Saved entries
==========

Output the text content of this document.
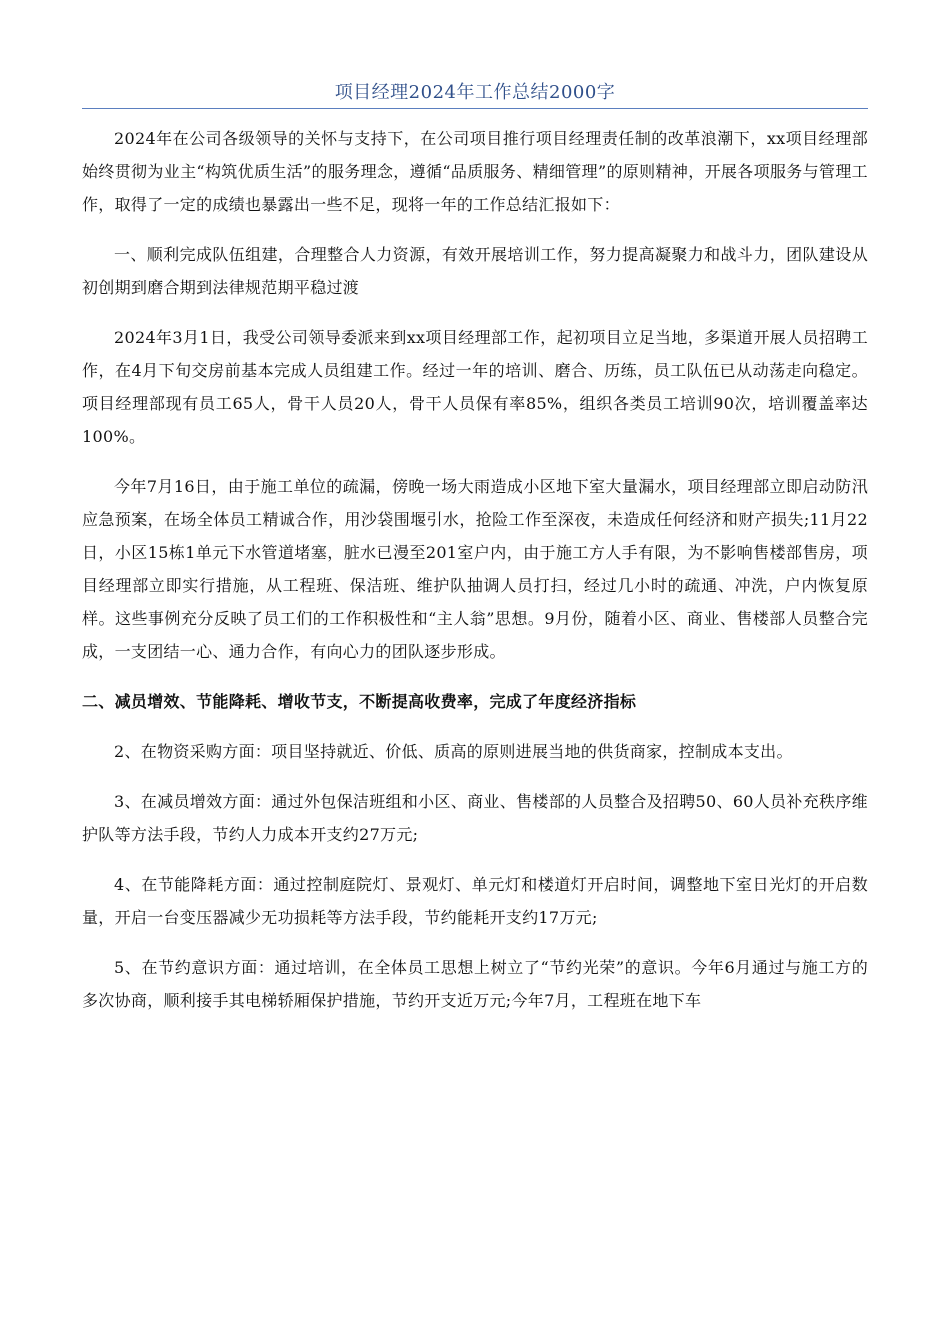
项目经理2024年工作总结2000字

2024年在公司各级领导的关怀与支持下，在公司项目推行项目经理责任制的改革浪潮下，xx项目经理部始终贯彻为业主“构筑优质生活”的服务理念，遵循“品质服务、精细管理”的原则精神，开展各项服务与管理工作，取得了一定的成绩也暴露出一些不足，现将一年的工作总结汇报如下：

一、顺利完成队伍组建，合理整合人力资源，有效开展培训工作，努力提高凝聚力和战斗力，团队建设从初创期到磨合期到法律规范期平稳过渡

2024年3月1日，我受公司领导委派来到xx项目经理部工作，起初项目立足当地，多渠道开展人员招聘工作，在4月下旬交房前基本完成人员组建工作。经过一年的培训、磨合、历练，员工队伍已从动荡走向稳定。项目经理部现有员工65人，骨干人员20人，骨干人员保有率85%，组织各类员工培训90次，培训覆盖率达100%。

今年7月16日，由于施工单位的疏漏，傍晚一场大雨造成小区地下室大量漏水，项目经理部立即启动防汛应急预案，在场全体员工精诚合作，用沙袋围堰引水，抢险工作至深夜，未造成任何经济和财产损失;11月22日，小区15栋1单元下水管道堵塞，脏水已漫至201室户内，由于施工方人手有限，为不影响售楼部售房，项目经理部立即实行措施，从工程班、保洁班、维护队抽调人员打扫，经过几小时的疏通、冲洗，户内恢复原样。这些事例充分反映了员工们的工作积极性和“主人翁”思想。9月份，随着小区、商业、售楼部人员整合完成，一支团结一心、通力合作，有向心力的团队逐步形成。

二、减员增效、节能降耗、增收节支，不断提高收费率，完成了年度经济指标

2、在物资采购方面：项目坚持就近、价低、质高的原则进展当地的供货商家，控制成本支出。

3、在减员增效方面：通过外包保洁班组和小区、商业、售楼部的人员整合及招聘50、60人员补充秩序维护队等方法手段，节约人力成本开支约27万元;

4、在节能降耗方面：通过控制庭院灯、景观灯、单元灯和楼道灯开启时间，调整地下室日光灯的开启数量，开启一台变压器减少无功损耗等方法手段，节约能耗开支约17万元;

5、在节约意识方面：通过培训，在全体员工思想上树立了“节约光荣”的意识。今年6月通过与施工方的多次协商，顺利接手其电梯轿厢保护措施，节约开支近万元;今年7月，工程班在地下车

==========

Instructions for the task:
Set the data above down again exactly as given, with no pictures.

Solution to the problem:
Output the text content of this document.
项目经理2024年工作总结2000字

2024年在公司各级领导的关怀与支持下，在公司项目推行项目经理责任制的改革浪潮下，xx项目经理部始终贯彻为业主“构筑优质生活”的服务理念，遵循“品质服务、精细管理”的原则精神，开展各项服务与管理工作，取得了一定的成绩也暴露出一些不足，现将一年的工作总结汇报如下：

一、顺利完成队伍组建，合理整合人力资源，有效开展培训工作，努力提高凝聚力和战斗力，团队建设从初创期到磨合期到法律规范期平稳过渡

2024年3月1日，我受公司领导委派来到xx项目经理部工作，起初项目立足当地，多渠道开展人员招聘工作，在4月下旬交房前基本完成人员组建工作。经过一年的培训、磨合、历练，员工队伍已从动荡走向稳定。项目经理部现有员工65人，骨干人员20人，骨干人员保有率85%，组织各类员工培训90次，培训覆盖率达100%。

今年7月16日，由于施工单位的疏漏，傍晚一场大雨造成小区地下室大量漏水，项目经理部立即启动防汛应急预案，在场全体员工精诚合作，用沙袋围堰引水，抢险工作至深夜，未造成任何经济和财产损失;11月22日，小区15栋1单元下水管道堵塞，脏水已漫至201室户内，由于施工方人手有限，为不影响售楼部售房，项目经理部立即实行措施，从工程班、保洁班、维护队抽调人员打扫，经过几小时的疏通、冲洗，户内恢复原样。这些事例充分反映了员工们的工作积极性和“主人翁”思想。9月份，随着小区、商业、售楼部人员整合完成，一支团结一心、通力合作，有向心力的团队逐步形成。

二、减员增效、节能降耗、增收节支，不断提高收费率，完成了年度经济指标

2、在物资采购方面：项目坚持就近、价低、质高的原则进展当地的供货商家，控制成本支出。

3、在减员增效方面：通过外包保洁班组和小区、商业、售楼部的人员整合及招聘50、60人员补充秩序维护队等方法手段，节约人力成本开支约27万元;

4、在节能降耗方面：通过控制庭院灯、景观灯、单元灯和楼道灯开启时间，调整地下室日光灯的开启数量，开启一台变压器减少无功损耗等方法手段，节约能耗开支约17万元;

5、在节约意识方面：通过培训，在全体员工思想上树立了“节约光荣”的意识。今年6月通过与施工方的多次协商，顺利接手其电梯轿厢保护措施，节约开支近万元;今年7月，工程班在地下车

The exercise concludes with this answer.